### To be done
Please repeat all of the listing exactly.

↓↓↓

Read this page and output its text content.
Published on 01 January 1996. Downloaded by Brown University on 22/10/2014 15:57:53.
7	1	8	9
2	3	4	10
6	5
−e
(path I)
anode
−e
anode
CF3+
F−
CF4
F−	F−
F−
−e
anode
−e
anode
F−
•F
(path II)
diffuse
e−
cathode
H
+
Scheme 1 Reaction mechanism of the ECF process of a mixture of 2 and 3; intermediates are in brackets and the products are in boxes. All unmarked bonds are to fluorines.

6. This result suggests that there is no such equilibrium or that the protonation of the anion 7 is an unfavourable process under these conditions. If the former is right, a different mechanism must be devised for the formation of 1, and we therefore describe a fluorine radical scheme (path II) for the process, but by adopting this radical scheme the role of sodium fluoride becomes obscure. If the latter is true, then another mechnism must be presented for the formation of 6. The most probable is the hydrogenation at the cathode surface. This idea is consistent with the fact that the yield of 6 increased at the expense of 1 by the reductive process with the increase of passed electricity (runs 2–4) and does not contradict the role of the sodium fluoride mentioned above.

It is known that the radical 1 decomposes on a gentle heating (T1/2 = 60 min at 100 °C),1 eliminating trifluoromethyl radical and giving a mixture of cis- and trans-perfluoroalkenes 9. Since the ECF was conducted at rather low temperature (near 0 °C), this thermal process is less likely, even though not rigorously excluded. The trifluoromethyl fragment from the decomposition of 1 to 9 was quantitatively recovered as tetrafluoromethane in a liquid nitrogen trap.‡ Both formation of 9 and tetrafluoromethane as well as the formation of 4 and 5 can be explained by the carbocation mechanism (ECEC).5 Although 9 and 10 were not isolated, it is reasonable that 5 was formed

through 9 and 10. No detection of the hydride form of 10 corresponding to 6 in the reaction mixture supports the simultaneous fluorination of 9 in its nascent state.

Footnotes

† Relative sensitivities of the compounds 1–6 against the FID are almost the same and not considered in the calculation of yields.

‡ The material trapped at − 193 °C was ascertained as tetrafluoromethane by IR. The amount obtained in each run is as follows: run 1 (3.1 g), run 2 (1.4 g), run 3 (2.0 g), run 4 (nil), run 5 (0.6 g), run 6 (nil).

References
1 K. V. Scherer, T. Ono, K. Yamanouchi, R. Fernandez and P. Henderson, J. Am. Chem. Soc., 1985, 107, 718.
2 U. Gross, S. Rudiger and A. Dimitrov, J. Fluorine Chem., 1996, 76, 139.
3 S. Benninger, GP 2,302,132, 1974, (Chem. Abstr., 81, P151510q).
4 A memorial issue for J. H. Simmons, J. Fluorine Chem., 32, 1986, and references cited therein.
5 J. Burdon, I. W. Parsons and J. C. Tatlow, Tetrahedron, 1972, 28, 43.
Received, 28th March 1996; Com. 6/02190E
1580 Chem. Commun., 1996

↑↑↑

### Answer to the problem
Read this page and output its text content.
Published on 01 January 1996. Downloaded by Brown University on 22/10/2014 15:57:53.
7	1	8	9
2	3	4	10
6	5
−e
(path I)
anode
−e
anode
CF3+
F−
CF4
F−	F−
F−
−e
anode
−e
anode
F−
•F
(path II)
diffuse
e−
cathode
H
+
Scheme 1 Reaction mechanism of the ECF process of a mixture of 2 and 3; intermediates are in brackets and the products are in boxes. All unmarked bonds are to fluorines.

6. This result suggests that there is no such equilibrium or that the protonation of the anion 7 is an unfavourable process under these conditions. If the former is right, a different mechanism must be devised for the formation of 1, and we therefore describe a fluorine radical scheme (path II) for the process, but by adopting this radical scheme the role of sodium fluoride becomes obscure. If the latter is true, then another mechnism must be presented for the formation of 6. The most probable is the hydrogenation at the cathode surface. This idea is consistent with the fact that the yield of 6 increased at the expense of 1 by the reductive process with the increase of passed electricity (runs 2–4) and does not contradict the role of the sodium fluoride mentioned above.

It is known that the radical 1 decomposes on a gentle heating (T1/2 = 60 min at 100 °C),1 eliminating trifluoromethyl radical and giving a mixture of cis- and trans-perfluoroalkenes 9. Since the ECF was conducted at rather low temperature (near 0 °C), this thermal process is less likely, even though not rigorously excluded. The trifluoromethyl fragment from the decomposition of 1 to 9 was quantitatively recovered as tetrafluoromethane in a liquid nitrogen trap.‡ Both formation of 9 and tetrafluoromethane as well as the formation of 4 and 5 can be explained by the carbocation mechanism (ECEC).5 Although 9 and 10 were not isolated, it is reasonable that 5 was formed

through 9 and 10. No detection of the hydride form of 10 corresponding to 6 in the reaction mixture supports the simultaneous fluorination of 9 in its nascent state.

Footnotes

† Relative sensitivities of the compounds 1–6 against the FID are almost the same and not considered in the calculation of yields.

‡ The material trapped at − 193 °C was ascertained as tetrafluoromethane by IR. The amount obtained in each run is as follows: run 1 (3.1 g), run 2 (1.4 g), run 3 (2.0 g), run 4 (nil), run 5 (0.6 g), run 6 (nil).

References
1 K. V. Scherer, T. Ono, K. Yamanouchi, R. Fernandez and P. Henderson, J. Am. Chem. Soc., 1985, 107, 718.
2 U. Gross, S. Rudiger and A. Dimitrov, J. Fluorine Chem., 1996, 76, 139.
3 S. Benninger, GP 2,302,132, 1974, (Chem. Abstr., 81, P151510q).
4 A memorial issue for J. H. Simmons, J. Fluorine Chem., 32, 1986, and references cited therein.
5 J. Burdon, I. W. Parsons and J. C. Tatlow, Tetrahedron, 1972, 28, 43.
Received, 28th March 1996; Com. 6/02190E
1580 Chem. Commun., 1996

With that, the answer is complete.